## START DATA SUPPLIED

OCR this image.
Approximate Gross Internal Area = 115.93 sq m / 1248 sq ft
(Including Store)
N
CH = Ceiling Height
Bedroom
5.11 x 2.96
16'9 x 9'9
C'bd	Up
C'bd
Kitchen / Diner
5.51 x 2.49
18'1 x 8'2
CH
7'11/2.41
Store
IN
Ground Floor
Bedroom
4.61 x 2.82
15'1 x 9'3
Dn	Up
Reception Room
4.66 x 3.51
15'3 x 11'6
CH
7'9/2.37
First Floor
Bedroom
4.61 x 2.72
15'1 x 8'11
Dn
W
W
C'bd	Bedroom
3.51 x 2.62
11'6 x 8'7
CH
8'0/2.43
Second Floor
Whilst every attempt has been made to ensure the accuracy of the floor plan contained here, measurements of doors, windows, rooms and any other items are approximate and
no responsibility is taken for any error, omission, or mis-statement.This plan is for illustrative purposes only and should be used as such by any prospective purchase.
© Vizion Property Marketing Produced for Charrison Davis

## END DATA SUPPLIED

▶ _SHORT EXERCISE_:
Your task is to pick out every line with the string "plan" and copy it.

▶ _SOLUTION FOR THIS EXERCISE_:
Whilst every attempt has been made to ensure the accuracy of the floor plan contained here, measurements of doors, windows, rooms and any other items are approximate and
no responsibility is taken for any error, omission, or mis-statement.This plan is for illustrative purposes only and should be used as such by any prospective purchase.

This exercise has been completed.